───── Extracted records ─────

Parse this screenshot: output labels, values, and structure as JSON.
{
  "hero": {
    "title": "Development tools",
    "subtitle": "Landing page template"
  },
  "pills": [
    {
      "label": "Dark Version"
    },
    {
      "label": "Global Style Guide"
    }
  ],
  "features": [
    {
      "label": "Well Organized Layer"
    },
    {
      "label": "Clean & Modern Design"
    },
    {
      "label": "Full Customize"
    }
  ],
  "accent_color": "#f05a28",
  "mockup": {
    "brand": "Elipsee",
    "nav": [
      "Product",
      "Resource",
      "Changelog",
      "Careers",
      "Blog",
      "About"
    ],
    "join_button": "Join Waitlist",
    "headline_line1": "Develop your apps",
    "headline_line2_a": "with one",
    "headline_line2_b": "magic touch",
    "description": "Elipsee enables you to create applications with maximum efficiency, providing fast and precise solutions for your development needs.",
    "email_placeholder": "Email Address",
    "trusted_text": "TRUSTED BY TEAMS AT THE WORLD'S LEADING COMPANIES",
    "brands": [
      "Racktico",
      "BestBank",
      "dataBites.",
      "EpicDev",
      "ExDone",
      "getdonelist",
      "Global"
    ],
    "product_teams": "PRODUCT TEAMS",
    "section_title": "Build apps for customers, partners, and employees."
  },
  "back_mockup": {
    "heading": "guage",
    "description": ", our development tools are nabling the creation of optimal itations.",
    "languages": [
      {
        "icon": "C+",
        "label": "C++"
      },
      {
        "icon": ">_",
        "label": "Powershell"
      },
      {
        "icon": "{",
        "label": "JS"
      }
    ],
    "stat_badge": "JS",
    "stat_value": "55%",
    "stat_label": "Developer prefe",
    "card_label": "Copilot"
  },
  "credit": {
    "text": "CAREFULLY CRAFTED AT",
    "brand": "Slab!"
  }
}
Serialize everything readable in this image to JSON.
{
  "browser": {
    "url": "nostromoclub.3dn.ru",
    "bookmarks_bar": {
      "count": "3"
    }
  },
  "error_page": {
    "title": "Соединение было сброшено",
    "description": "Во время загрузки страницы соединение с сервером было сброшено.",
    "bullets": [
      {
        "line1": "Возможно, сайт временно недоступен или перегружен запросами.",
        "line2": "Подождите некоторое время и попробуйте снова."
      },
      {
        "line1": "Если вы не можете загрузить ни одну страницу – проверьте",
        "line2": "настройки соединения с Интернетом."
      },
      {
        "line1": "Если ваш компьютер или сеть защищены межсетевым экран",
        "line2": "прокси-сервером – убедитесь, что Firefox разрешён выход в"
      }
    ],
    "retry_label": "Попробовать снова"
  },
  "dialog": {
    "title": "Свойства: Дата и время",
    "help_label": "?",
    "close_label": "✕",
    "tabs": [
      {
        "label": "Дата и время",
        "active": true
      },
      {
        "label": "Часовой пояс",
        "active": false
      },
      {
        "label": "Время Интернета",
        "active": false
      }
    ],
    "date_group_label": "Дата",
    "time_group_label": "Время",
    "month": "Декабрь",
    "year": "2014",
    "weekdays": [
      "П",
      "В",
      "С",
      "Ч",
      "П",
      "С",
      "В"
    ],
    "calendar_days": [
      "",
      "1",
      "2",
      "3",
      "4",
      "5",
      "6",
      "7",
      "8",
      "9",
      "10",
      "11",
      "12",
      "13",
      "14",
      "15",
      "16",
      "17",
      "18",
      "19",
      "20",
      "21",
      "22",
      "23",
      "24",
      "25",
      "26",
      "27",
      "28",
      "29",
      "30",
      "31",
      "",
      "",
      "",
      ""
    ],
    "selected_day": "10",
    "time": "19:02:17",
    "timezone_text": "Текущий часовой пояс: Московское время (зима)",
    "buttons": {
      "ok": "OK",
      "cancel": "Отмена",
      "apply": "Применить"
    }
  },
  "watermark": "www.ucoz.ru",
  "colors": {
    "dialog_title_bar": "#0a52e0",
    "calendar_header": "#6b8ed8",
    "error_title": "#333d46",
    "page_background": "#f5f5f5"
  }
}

─────
───── Extracted records ─────

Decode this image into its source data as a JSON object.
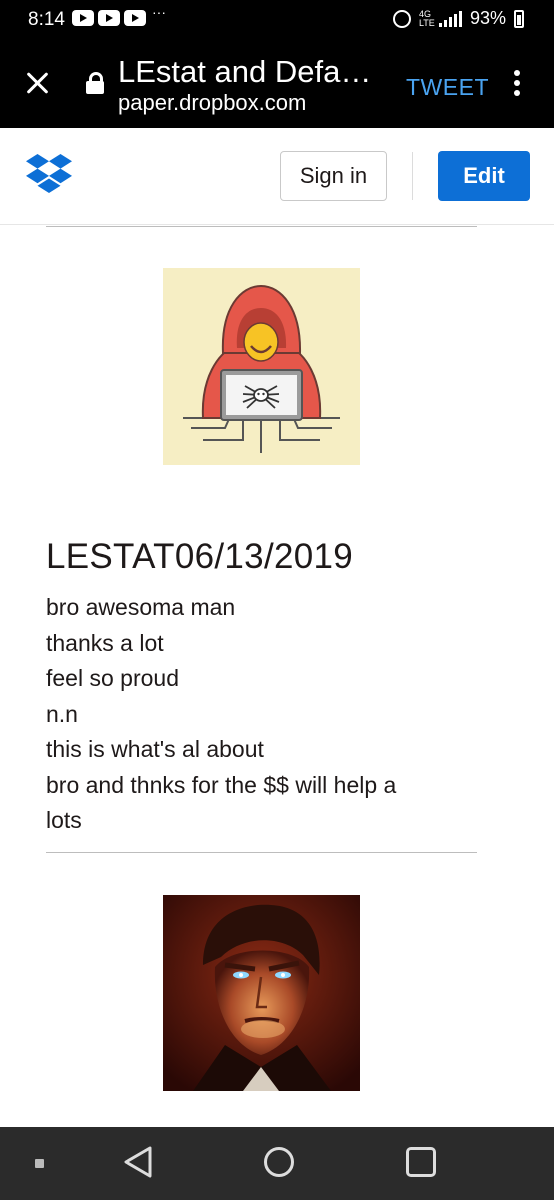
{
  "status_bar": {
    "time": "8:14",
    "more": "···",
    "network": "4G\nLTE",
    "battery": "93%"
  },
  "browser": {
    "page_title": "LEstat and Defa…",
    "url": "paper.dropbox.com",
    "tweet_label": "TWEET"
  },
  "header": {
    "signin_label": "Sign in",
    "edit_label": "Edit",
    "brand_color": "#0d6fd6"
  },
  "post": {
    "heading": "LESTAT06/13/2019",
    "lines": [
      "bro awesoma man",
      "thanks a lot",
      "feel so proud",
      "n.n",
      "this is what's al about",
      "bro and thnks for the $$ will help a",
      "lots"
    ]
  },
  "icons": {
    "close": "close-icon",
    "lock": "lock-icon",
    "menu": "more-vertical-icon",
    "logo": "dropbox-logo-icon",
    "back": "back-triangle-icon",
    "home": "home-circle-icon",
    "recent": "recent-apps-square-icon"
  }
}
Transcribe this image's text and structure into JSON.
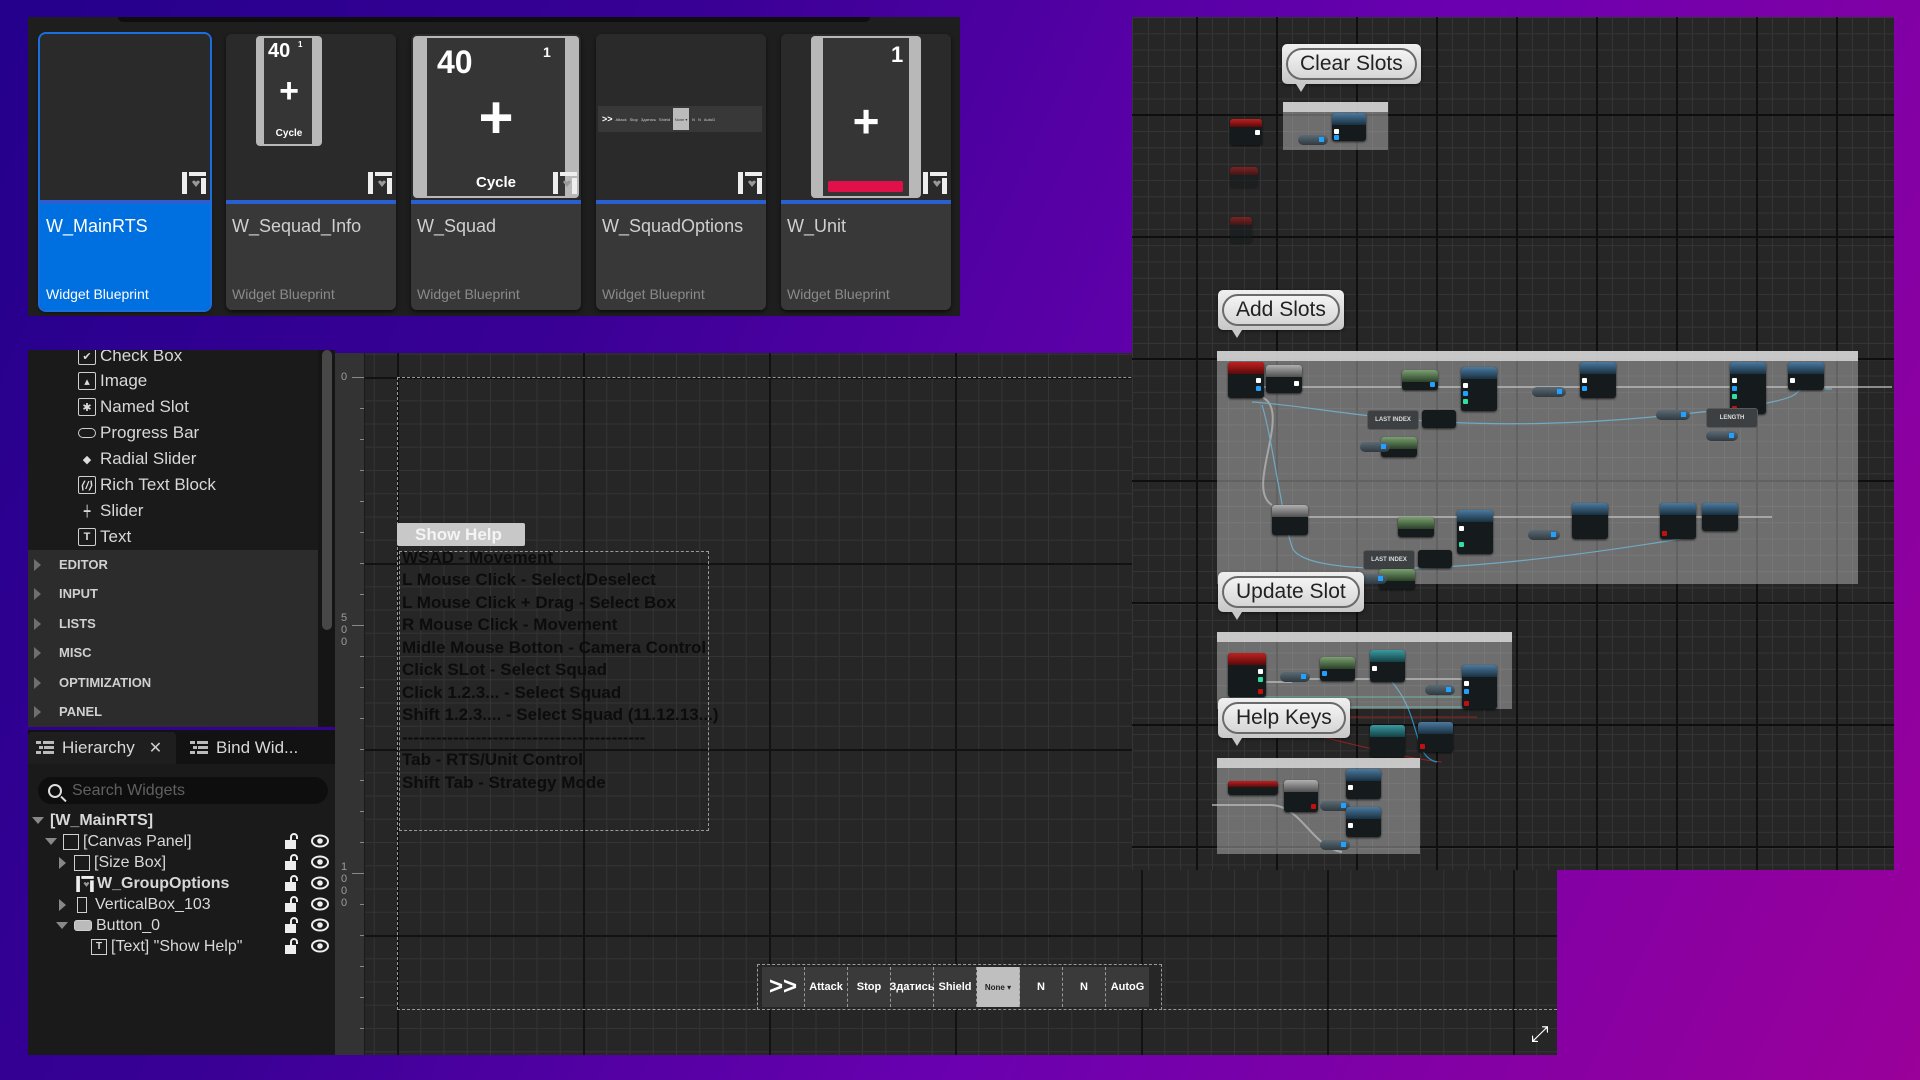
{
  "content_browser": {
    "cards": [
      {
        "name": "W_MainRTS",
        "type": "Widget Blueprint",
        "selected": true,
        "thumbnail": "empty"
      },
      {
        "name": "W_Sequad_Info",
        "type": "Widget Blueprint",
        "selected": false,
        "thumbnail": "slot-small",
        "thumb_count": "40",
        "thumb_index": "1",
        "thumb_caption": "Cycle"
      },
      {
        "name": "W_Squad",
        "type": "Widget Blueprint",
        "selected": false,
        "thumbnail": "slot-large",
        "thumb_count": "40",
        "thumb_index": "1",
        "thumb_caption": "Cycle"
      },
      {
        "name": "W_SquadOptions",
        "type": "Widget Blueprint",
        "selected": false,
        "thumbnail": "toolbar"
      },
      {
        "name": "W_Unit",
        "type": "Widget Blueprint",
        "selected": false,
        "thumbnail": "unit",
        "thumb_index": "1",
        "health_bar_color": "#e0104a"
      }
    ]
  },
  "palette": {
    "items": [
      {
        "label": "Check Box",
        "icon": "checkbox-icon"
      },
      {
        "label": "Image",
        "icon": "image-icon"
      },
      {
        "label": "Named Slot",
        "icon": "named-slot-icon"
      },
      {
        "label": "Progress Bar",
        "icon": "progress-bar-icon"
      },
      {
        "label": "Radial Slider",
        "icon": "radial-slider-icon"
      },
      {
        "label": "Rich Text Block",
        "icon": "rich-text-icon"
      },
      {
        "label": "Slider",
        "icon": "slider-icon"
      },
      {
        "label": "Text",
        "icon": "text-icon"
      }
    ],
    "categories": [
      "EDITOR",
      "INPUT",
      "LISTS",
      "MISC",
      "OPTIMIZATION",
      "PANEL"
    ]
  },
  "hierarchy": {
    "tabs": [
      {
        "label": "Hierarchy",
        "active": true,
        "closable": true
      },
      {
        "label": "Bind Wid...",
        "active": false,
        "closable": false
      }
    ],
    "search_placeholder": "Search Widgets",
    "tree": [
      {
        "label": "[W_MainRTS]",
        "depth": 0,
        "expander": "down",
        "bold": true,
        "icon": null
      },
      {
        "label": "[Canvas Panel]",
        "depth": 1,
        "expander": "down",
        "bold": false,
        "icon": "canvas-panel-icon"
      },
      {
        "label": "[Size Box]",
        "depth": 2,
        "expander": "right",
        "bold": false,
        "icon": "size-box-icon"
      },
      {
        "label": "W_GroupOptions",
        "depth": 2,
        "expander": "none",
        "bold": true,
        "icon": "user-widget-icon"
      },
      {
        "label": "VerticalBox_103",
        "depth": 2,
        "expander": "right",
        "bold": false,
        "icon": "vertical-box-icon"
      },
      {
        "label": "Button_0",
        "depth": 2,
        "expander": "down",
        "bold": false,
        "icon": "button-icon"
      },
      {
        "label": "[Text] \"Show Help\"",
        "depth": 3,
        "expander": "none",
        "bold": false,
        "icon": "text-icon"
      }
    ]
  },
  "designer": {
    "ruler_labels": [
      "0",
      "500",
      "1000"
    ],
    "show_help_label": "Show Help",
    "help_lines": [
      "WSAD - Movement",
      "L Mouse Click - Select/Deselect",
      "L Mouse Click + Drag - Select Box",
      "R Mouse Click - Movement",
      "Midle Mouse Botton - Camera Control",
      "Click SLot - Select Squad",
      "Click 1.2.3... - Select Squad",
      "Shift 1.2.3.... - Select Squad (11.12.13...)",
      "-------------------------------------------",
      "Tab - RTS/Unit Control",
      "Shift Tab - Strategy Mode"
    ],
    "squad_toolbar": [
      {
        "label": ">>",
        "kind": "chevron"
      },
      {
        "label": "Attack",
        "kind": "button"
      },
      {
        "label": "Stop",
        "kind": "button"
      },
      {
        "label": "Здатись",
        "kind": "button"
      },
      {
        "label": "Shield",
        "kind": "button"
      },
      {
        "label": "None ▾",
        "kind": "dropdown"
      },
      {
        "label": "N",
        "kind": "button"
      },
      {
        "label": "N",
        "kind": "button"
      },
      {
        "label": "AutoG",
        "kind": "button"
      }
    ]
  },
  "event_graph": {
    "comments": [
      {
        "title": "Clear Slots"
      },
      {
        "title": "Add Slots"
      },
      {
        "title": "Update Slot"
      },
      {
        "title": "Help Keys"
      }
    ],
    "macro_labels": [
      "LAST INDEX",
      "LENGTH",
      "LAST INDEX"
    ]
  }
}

─────

→ Your goal:
Gather, from the listing above, every line carrying the word "this".

→ Full response:
Parse this screenshot: output labels, values, and structure as JSON.
Serialize everything readable in this image to JSON.
Decode this image into its source data as a JSON object.
      "this is what's al about",
Transcribe this image's text and structure into JSON.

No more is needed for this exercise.